◆ EXERCISE OBJECTIVE ◆
Copy out all the records, word for word.

───── DATA PROVIDED ─────

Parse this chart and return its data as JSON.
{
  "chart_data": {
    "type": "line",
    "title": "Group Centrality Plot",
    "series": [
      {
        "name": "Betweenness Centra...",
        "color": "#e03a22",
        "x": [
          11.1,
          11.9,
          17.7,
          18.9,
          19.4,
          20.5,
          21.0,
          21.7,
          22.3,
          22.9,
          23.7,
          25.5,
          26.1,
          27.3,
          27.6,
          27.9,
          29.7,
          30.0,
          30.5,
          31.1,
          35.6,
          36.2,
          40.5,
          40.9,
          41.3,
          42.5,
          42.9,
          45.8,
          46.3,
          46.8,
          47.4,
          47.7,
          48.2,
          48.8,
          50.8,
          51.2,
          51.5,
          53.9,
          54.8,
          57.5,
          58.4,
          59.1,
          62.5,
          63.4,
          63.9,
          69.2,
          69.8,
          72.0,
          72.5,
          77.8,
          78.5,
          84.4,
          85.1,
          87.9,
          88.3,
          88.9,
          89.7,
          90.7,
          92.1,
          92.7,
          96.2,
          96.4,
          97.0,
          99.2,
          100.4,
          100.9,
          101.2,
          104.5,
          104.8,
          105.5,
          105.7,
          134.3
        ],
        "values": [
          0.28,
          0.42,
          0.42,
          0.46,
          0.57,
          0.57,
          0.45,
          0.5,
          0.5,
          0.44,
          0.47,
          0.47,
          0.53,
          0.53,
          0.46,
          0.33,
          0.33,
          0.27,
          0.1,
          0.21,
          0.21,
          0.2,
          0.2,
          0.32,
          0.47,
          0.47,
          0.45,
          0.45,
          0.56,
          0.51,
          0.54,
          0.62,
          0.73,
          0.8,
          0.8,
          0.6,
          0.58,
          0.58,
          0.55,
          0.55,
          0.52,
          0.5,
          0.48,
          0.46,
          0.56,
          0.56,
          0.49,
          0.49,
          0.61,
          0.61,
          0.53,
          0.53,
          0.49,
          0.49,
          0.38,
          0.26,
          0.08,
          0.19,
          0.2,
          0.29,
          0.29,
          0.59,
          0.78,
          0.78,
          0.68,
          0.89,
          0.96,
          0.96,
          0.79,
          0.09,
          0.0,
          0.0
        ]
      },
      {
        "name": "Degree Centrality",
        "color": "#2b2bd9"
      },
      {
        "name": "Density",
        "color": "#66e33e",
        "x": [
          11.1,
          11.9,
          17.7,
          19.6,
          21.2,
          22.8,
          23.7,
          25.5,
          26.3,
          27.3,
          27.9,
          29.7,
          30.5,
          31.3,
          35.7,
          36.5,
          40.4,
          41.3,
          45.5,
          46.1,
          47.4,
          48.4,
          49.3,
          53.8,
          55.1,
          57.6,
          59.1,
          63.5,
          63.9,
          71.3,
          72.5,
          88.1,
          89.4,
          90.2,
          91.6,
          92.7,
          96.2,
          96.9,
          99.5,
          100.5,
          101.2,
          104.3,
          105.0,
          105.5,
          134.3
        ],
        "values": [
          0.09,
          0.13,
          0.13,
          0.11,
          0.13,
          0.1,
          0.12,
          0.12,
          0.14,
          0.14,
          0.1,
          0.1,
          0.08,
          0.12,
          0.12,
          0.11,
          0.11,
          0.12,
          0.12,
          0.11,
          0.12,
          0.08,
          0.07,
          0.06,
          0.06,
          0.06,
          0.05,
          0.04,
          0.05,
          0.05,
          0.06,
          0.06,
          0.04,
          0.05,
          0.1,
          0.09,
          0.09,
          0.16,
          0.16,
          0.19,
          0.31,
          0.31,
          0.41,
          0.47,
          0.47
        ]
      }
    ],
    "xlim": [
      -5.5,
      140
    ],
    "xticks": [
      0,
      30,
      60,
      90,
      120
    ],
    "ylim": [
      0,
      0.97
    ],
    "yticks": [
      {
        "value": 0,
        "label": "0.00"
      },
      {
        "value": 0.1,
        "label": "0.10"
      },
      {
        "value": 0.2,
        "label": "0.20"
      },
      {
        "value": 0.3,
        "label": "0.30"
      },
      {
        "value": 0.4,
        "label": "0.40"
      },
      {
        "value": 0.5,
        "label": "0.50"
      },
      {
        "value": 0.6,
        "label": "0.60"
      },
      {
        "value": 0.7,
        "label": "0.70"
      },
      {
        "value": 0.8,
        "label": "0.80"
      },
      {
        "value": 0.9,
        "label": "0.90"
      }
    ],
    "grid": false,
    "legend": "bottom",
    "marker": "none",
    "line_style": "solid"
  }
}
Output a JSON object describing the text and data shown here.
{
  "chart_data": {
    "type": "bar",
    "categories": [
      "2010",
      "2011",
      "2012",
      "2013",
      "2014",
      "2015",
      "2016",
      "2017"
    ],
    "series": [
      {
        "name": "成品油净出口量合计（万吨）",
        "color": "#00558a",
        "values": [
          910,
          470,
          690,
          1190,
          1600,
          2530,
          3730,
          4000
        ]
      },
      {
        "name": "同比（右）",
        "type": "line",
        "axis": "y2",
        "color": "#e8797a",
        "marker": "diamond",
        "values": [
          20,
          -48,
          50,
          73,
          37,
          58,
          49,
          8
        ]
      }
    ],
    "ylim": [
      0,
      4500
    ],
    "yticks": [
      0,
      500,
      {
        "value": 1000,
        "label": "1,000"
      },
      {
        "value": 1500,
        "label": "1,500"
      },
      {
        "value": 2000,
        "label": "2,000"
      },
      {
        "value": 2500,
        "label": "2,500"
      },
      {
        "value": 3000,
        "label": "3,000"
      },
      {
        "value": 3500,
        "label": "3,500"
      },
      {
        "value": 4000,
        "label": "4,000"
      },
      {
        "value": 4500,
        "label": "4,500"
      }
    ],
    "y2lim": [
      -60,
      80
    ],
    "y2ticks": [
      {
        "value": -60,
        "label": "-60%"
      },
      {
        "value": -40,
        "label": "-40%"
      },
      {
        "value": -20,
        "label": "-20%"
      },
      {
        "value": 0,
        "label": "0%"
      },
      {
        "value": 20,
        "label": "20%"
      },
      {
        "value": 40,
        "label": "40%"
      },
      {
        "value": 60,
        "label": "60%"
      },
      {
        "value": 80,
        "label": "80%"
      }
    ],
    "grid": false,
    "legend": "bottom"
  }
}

─────

◆ EXERCISE RESULT ◆
Parse this chart and return its data as JSON.
{
  "chart_data": {
    "type": "line",
    "title": "Group Centrality Plot",
    "series": [
      {
        "name": "Betweenness Centra...",
        "color": "#e03a22",
        "x": [
          11.1,
          11.9,
          17.7,
          18.9,
          19.4,
          20.5,
          21.0,
          21.7,
          22.3,
          22.9,
          23.7,
          25.5,
          26.1,
          27.3,
          27.6,
          27.9,
          29.7,
          30.0,
          30.5,
          31.1,
          35.6,
          36.2,
          40.5,
          40.9,
          41.3,
          42.5,
          42.9,
          45.8,
          46.3,
          46.8,
          47.4,
          47.7,
          48.2,
          48.8,
          50.8,
          51.2,
          51.5,
          53.9,
          54.8,
          57.5,
          58.4,
          59.1,
          62.5,
          63.4,
          63.9,
          69.2,
          69.8,
          72.0,
          72.5,
          77.8,
          78.5,
          84.4,
          85.1,
          87.9,
          88.3,
          88.9,
          89.7,
          90.7,
          92.1,
          92.7,
          96.2,
          96.4,
          97.0,
          99.2,
          100.4,
          100.9,
          101.2,
          104.5,
          104.8,
          105.5,
          105.7,
          134.3
        ],
        "values": [
          0.28,
          0.42,
          0.42,
          0.46,
          0.57,
          0.57,
          0.45,
          0.5,
          0.5,
          0.44,
          0.47,
          0.47,
          0.53,
          0.53,
          0.46,
          0.33,
          0.33,
          0.27,
          0.1,
          0.21,
          0.21,
          0.2,
          0.2,
          0.32,
          0.47,
          0.47,
          0.45,
          0.45,
          0.56,
          0.51,
          0.54,
          0.62,
          0.73,
          0.8,
          0.8,
          0.6,
          0.58,
          0.58,
          0.55,
          0.55,
          0.52,
          0.5,
          0.48,
          0.46,
          0.56,
          0.56,
          0.49,
          0.49,
          0.61,
          0.61,
          0.53,
          0.53,
          0.49,
          0.49,
          0.38,
          0.26,
          0.08,
          0.19,
          0.2,
          0.29,
          0.29,
          0.59,
          0.78,
          0.78,
          0.68,
          0.89,
          0.96,
          0.96,
          0.79,
          0.09,
          0.0,
          0.0
        ]
      },
      {
        "name": "Degree Centrality",
        "color": "#2b2bd9"
      },
      {
        "name": "Density",
        "color": "#66e33e",
        "x": [
          11.1,
          11.9,
          17.7,
          19.6,
          21.2,
          22.8,
          23.7,
          25.5,
          26.3,
          27.3,
          27.9,
          29.7,
          30.5,
          31.3,
          35.7,
          36.5,
          40.4,
          41.3,
          45.5,
          46.1,
          47.4,
          48.4,
          49.3,
          53.8,
          55.1,
          57.6,
          59.1,
          63.5,
          63.9,
          71.3,
          72.5,
          88.1,
          89.4,
          90.2,
          91.6,
          92.7,
          96.2,
          96.9,
          99.5,
          100.5,
          101.2,
          104.3,
          105.0,
          105.5,
          134.3
        ],
        "values": [
          0.09,
          0.13,
          0.13,
          0.11,
          0.13,
          0.1,
          0.12,
          0.12,
          0.14,
          0.14,
          0.1,
          0.1,
          0.08,
          0.12,
          0.12,
          0.11,
          0.11,
          0.12,
          0.12,
          0.11,
          0.12,
          0.08,
          0.07,
          0.06,
          0.06,
          0.06,
          0.05,
          0.04,
          0.05,
          0.05,
          0.06,
          0.06,
          0.04,
          0.05,
          0.1,
          0.09,
          0.09,
          0.16,
          0.16,
          0.19,
          0.31,
          0.31,
          0.41,
          0.47,
          0.47
        ]
      }
    ],
    "xlim": [
      -5.5,
      140
    ],
    "xticks": [
      0,
      30,
      60,
      90,
      120
    ],
    "ylim": [
      0,
      0.97
    ],
    "yticks": [
      {
        "value": 0,
        "label": "0.00"
      },
      {
        "value": 0.1,
        "label": "0.10"
      },
      {
        "value": 0.2,
        "label": "0.20"
      },
      {
        "value": 0.3,
        "label": "0.30"
      },
      {
        "value": 0.4,
        "label": "0.40"
      },
      {
        "value": 0.5,
        "label": "0.50"
      },
      {
        "value": 0.6,
        "label": "0.60"
      },
      {
        "value": 0.7,
        "label": "0.70"
      },
      {
        "value": 0.8,
        "label": "0.80"
      },
      {
        "value": 0.9,
        "label": "0.90"
      }
    ],
    "grid": false,
    "legend": "bottom",
    "marker": "none",
    "line_style": "solid"
  }
}
Output a JSON object describing the text and data shown here.
{
  "chart_data": {
    "type": "bar",
    "categories": [
      "2010",
      "2011",
      "2012",
      "2013",
      "2014",
      "2015",
      "2016",
      "2017"
    ],
    "series": [
      {
        "name": "成品油净出口量合计（万吨）",
        "color": "#00558a",
        "values": [
          910,
          470,
          690,
          1190,
          1600,
          2530,
          3730,
          4000
        ]
      },
      {
        "name": "同比（右）",
        "type": "line",
        "axis": "y2",
        "color": "#e8797a",
        "marker": "diamond",
        "values": [
          20,
          -48,
          50,
          73,
          37,
          58,
          49,
          8
        ]
      }
    ],
    "ylim": [
      0,
      4500
    ],
    "yticks": [
      0,
      500,
      {
        "value": 1000,
        "label": "1,000"
      },
      {
        "value": 1500,
        "label": "1,500"
      },
      {
        "value": 2000,
        "label": "2,000"
      },
      {
        "value": 2500,
        "label": "2,500"
      },
      {
        "value": 3000,
        "label": "3,000"
      },
      {
        "value": 3500,
        "label": "3,500"
      },
      {
        "value": 4000,
        "label": "4,000"
      },
      {
        "value": 4500,
        "label": "4,500"
      }
    ],
    "y2lim": [
      -60,
      80
    ],
    "y2ticks": [
      {
        "value": -60,
        "label": "-60%"
      },
      {
        "value": -40,
        "label": "-40%"
      },
      {
        "value": -20,
        "label": "-20%"
      },
      {
        "value": 0,
        "label": "0%"
      },
      {
        "value": 20,
        "label": "20%"
      },
      {
        "value": 40,
        "label": "40%"
      },
      {
        "value": 60,
        "label": "60%"
      },
      {
        "value": 80,
        "label": "80%"
      }
    ],
    "grid": false,
    "legend": "bottom"
  }
}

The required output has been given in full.